PROBLEM DESCRIPTION:
Resume the write-up on the Java classes of the DMRG applet, picking up after its final sentence about splitting merged matrices.

------ SOURCE

====== Implementation ======

===== DMRG =====
In this section the implementation of the relevant Java classes of the applet is explained. Though the applet just implements a spin-\(\frac{1}{2}\)-chain, all classes will have a variable number of local parameters.

==== Matrix ====
{{:wiki:1000px-matrice.svg.png?200|Anordnung der Matrixelemente ((Author: HB, Lizenz: Creative Common by-sa, Source: http://commons.wikimedia.org/wiki/File:Matrice.svg?uselang=de))}}
The class "Matrix" implements the basic routines for matrices as two-dimensional arrays and furthermore is the wrapper for the following jlapack-functions
((Anderson, E. ; Bai, Z. ; Bischof, C. ; Blackford, S. ; Demmel, J. ; Dongarra, J. ; Du Croz, J. ; Greenbaum, A. ; Hammarling, S. ; McKenney, A. ; Sorensen, D.: LAPACK Users’ Guide. Third. Philadelphia, PA : Society for Industrial and Applied Mathematics, 1999. – ISBN 0-89871-447-8 (paperback) ))((Doolin, David M. ; Dongarra, Jack ; Seymour, Keith: JLAPACK - compiling LAPACK Fortran to Java. In: Sci. Program. 7 (1999), April, S. 111–138. – URL http://portal.acm.org/citation.cfm?id=1239860.1239868. – ISSN 1058-9244)):
  * **DGEMM** - matrixmultiplication (//mult//), matrixaddition (//add//), matrixsubtraction (//sub//) and transpose (//trans//)
  * **DGESVD** - Single value decomposition (//svd//)
  * **DSYEV** - exact diagonalisation (//Eigen//)
Furthermore it is possible to merge matrices vertically or horizontally (//merge//). The files to split the matrices again (//split//), will be saved within the class, but note: It will just split the last merge.

------------
------ MATERIAL PROVIDED

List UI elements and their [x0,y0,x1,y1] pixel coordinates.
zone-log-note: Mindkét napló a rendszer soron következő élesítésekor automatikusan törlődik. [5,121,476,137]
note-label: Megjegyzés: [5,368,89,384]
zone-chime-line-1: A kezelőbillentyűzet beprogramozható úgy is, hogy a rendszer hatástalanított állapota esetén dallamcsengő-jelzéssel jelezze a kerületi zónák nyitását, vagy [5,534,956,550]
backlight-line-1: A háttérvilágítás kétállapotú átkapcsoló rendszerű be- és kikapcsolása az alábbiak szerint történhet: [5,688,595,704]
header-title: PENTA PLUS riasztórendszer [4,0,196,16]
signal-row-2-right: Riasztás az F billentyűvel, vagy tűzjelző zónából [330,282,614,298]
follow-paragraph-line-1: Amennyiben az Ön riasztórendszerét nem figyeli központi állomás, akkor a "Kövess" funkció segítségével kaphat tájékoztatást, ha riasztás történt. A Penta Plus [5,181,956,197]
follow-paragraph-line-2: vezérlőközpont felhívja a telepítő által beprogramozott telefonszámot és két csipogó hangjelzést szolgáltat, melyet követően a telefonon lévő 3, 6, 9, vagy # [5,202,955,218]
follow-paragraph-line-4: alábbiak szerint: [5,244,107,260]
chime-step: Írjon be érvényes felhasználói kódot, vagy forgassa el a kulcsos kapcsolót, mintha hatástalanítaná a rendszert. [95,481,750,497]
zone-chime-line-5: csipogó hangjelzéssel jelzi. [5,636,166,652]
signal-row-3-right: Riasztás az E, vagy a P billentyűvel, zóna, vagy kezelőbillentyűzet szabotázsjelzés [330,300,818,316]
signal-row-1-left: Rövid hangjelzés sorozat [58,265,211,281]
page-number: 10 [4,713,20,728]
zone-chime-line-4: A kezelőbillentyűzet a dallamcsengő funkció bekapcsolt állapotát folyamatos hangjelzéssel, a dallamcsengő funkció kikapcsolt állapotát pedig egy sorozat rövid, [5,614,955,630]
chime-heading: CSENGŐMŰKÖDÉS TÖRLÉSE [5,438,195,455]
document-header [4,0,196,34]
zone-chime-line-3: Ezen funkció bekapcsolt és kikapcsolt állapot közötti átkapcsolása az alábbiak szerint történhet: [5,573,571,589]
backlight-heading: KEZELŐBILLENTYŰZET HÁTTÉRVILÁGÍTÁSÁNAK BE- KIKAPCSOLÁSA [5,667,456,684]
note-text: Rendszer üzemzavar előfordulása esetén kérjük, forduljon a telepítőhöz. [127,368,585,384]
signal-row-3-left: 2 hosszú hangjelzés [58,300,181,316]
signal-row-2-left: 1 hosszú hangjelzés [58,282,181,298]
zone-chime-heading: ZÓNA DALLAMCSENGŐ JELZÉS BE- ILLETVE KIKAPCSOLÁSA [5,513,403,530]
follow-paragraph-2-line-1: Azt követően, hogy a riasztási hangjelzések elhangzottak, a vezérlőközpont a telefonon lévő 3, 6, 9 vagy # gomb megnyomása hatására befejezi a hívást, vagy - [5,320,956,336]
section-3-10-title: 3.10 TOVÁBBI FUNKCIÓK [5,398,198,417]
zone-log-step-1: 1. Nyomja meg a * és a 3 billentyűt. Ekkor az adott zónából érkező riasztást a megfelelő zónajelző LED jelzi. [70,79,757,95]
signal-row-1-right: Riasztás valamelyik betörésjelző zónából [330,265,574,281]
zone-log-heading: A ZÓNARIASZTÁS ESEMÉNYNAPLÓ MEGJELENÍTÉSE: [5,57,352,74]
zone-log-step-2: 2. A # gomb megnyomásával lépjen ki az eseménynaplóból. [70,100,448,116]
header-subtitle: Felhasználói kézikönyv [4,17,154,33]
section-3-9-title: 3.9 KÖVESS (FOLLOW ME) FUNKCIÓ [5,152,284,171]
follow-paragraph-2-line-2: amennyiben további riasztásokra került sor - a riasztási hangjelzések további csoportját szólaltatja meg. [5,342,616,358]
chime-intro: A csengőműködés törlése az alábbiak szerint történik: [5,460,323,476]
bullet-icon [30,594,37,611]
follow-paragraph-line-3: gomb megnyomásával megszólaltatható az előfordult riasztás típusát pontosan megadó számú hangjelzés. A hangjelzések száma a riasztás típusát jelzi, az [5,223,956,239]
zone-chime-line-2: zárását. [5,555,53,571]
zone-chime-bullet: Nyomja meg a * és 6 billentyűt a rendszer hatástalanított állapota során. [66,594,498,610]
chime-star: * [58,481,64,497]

------------

FINAL RESULT:
==== MatrixMatrix ====
The class is the implementation for matrices of matrices, as needed for the MPO for the \(\hat W^{\left[i\right]}\) (See [[de:matrix_product_states#Hamilton-Operator|here]]). There is no implementation for the SVD or exact diagonalization for this class (This does not make sense).
		
==== Mps ====
In this class the MPS are implemented. It includes three two-dimensional arrays for the M-, A- or B-matrices and for the R- and L-matrices.
There are two different constructors for the MPS, one fills the matrices with random values, the other one constructs a MPS from a given quantum state. This state has to be given via an one-dimension array, that contains the coefficients of the quantum state. Both constructors will give back a left-normalized state and also create the R-matrices. Therefore the Hamiltonian must also be given as an MPO.
<code java>
public void BuildR(Mpo H, int N)
{
	Matrix Eins = new Matrix(1,1); Eins.SetContent(0,0,1);
	for (int a=0; a<this.A[N+1][0].GetSize()[0];a++)
	{
		this.R[N][a] = new Matrix(H.W[N+1][0][0].GetSize()[0], this.A[N+1][0].GetSize()[0]);
		for (int j=0; j<this.states; j++)
			for (int k=0; k<this.states; k++)
				for (int l=0; l<this.A[N+1][0].GetSize()[1]; l++)
					if (N>this.N-2)
						for (int m=0; m<this.A[N+1][j].GetSize()[0]; m++)
							for (int o=0; o<H.W[N+1][j][k].GetSize()[0]; o++)
								this.R[N][a].SetContent(o,m, this.R[N][a].GetContent(o,m)+this.A[N+1][j].GetContent(0,m)*H.W[N+1][j][k].GetContent(0,o)*this.A[N+1][k].GetContent(0,a));
					else
						this.R[N][a] = new Matrix(this.R[N][a].add(H.W[N+1][j][k].mult(this.R[N+1][l].trans()).mult(this.A[N+1][k].trans()).mult(this.A[N+1][j].GetContent(l,a)).trans()));
	}
}
</code>
One also has to give the MPO for every "Sweep-Step" as the L- and R-matrices have to be updated.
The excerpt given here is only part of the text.